[Collected data entries]
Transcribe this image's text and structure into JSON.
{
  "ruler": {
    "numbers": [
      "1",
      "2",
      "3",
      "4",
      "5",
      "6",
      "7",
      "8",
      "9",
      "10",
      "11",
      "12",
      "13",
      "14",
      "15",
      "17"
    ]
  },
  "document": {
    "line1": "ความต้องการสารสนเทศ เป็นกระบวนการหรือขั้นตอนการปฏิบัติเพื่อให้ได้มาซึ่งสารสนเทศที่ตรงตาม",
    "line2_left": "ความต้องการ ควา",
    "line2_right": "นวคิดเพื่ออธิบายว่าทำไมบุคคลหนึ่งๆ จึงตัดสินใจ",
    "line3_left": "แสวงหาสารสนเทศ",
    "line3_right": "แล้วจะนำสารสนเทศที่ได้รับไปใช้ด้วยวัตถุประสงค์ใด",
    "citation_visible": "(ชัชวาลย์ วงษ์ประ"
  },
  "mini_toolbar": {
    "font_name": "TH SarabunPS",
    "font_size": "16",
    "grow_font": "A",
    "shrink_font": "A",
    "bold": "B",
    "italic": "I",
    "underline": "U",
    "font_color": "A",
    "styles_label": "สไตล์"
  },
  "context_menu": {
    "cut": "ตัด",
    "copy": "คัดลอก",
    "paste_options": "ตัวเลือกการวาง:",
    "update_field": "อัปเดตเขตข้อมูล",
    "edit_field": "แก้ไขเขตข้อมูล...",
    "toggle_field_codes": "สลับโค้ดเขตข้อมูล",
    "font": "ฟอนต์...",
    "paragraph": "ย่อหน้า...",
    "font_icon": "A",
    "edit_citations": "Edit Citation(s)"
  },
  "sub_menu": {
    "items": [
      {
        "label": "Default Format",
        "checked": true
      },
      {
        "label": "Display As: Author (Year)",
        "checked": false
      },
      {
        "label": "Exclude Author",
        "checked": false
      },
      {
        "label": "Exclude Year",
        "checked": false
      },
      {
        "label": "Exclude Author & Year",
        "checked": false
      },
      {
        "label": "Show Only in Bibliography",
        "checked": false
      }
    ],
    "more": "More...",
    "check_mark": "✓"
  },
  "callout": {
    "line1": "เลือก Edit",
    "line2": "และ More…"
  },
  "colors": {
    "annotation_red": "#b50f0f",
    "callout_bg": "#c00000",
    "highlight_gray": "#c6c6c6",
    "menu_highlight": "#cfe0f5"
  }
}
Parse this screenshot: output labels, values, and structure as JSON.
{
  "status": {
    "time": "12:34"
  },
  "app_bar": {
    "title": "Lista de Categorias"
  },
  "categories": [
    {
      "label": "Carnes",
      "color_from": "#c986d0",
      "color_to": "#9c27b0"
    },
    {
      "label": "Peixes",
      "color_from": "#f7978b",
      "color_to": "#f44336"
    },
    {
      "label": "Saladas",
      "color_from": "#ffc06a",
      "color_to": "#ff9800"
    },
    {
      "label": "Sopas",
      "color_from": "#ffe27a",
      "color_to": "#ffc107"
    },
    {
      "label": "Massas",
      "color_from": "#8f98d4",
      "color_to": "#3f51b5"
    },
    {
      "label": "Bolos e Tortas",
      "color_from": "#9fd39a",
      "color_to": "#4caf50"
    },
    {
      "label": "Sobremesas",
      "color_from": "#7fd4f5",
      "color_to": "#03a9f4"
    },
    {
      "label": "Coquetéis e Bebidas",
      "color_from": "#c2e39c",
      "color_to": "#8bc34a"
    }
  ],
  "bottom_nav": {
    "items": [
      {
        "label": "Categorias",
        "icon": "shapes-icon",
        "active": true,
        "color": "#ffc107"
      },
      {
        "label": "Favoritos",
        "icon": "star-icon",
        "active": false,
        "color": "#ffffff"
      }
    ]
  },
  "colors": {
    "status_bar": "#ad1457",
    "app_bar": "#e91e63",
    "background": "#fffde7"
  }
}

= DO THIS =
Everything in the listing above should be restated exactly.

= TASK ANSWER =
Transcribe this image's text and structure into JSON.
{
  "ruler": {
    "numbers": [
      "1",
      "2",
      "3",
      "4",
      "5",
      "6",
      "7",
      "8",
      "9",
      "10",
      "11",
      "12",
      "13",
      "14",
      "15",
      "17"
    ]
  },
  "document": {
    "line1": "ความต้องการสารสนเทศ เป็นกระบวนการหรือขั้นตอนการปฏิบัติเพื่อให้ได้มาซึ่งสารสนเทศที่ตรงตาม",
    "line2_left": "ความต้องการ ควา",
    "line2_right": "นวคิดเพื่ออธิบายว่าทำไมบุคคลหนึ่งๆ จึงตัดสินใจ",
    "line3_left": "แสวงหาสารสนเทศ",
    "line3_right": "แล้วจะนำสารสนเทศที่ได้รับไปใช้ด้วยวัตถุประสงค์ใด",
    "citation_visible": "(ชัชวาลย์ วงษ์ประ"
  },
  "mini_toolbar": {
    "font_name": "TH SarabunPS",
    "font_size": "16",
    "grow_font": "A",
    "shrink_font": "A",
    "bold": "B",
    "italic": "I",
    "underline": "U",
    "font_color": "A",
    "styles_label": "สไตล์"
  },
  "context_menu": {
    "cut": "ตัด",
    "copy": "คัดลอก",
    "paste_options": "ตัวเลือกการวาง:",
    "update_field": "อัปเดตเขตข้อมูล",
    "edit_field": "แก้ไขเขตข้อมูล...",
    "toggle_field_codes": "สลับโค้ดเขตข้อมูล",
    "font": "ฟอนต์...",
    "paragraph": "ย่อหน้า...",
    "font_icon": "A",
    "edit_citations": "Edit Citation(s)"
  },
  "sub_menu": {
    "items": [
      {
        "label": "Default Format",
        "checked": true
      },
      {
        "label": "Display As: Author (Year)",
        "checked": false
      },
      {
        "label": "Exclude Author",
        "checked": false
      },
      {
        "label": "Exclude Year",
        "checked": false
      },
      {
        "label": "Exclude Author & Year",
        "checked": false
      },
      {
        "label": "Show Only in Bibliography",
        "checked": false
      }
    ],
    "more": "More...",
    "check_mark": "✓"
  },
  "callout": {
    "line1": "เลือก Edit",
    "line2": "และ More…"
  },
  "colors": {
    "annotation_red": "#b50f0f",
    "callout_bg": "#c00000",
    "highlight_gray": "#c6c6c6",
    "menu_highlight": "#cfe0f5"
  }
}
Parse this screenshot: output labels, values, and structure as JSON.
{
  "status": {
    "time": "12:34"
  },
  "app_bar": {
    "title": "Lista de Categorias"
  },
  "categories": [
    {
      "label": "Carnes",
      "color_from": "#c986d0",
      "color_to": "#9c27b0"
    },
    {
      "label": "Peixes",
      "color_from": "#f7978b",
      "color_to": "#f44336"
    },
    {
      "label": "Saladas",
      "color_from": "#ffc06a",
      "color_to": "#ff9800"
    },
    {
      "label": "Sopas",
      "color_from": "#ffe27a",
      "color_to": "#ffc107"
    },
    {
      "label": "Massas",
      "color_from": "#8f98d4",
      "color_to": "#3f51b5"
    },
    {
      "label": "Bolos e Tortas",
      "color_from": "#9fd39a",
      "color_to": "#4caf50"
    },
    {
      "label": "Sobremesas",
      "color_from": "#7fd4f5",
      "color_to": "#03a9f4"
    },
    {
      "label": "Coquetéis e Bebidas",
      "color_from": "#c2e39c",
      "color_to": "#8bc34a"
    }
  ],
  "bottom_nav": {
    "items": [
      {
        "label": "Categorias",
        "icon": "shapes-icon",
        "active": true,
        "color": "#ffc107"
      },
      {
        "label": "Favoritos",
        "icon": "star-icon",
        "active": false,
        "color": "#ffffff"
      }
    ]
  },
  "colors": {
    "status_bar": "#ad1457",
    "app_bar": "#e91e63",
    "background": "#fffde7"
  }
}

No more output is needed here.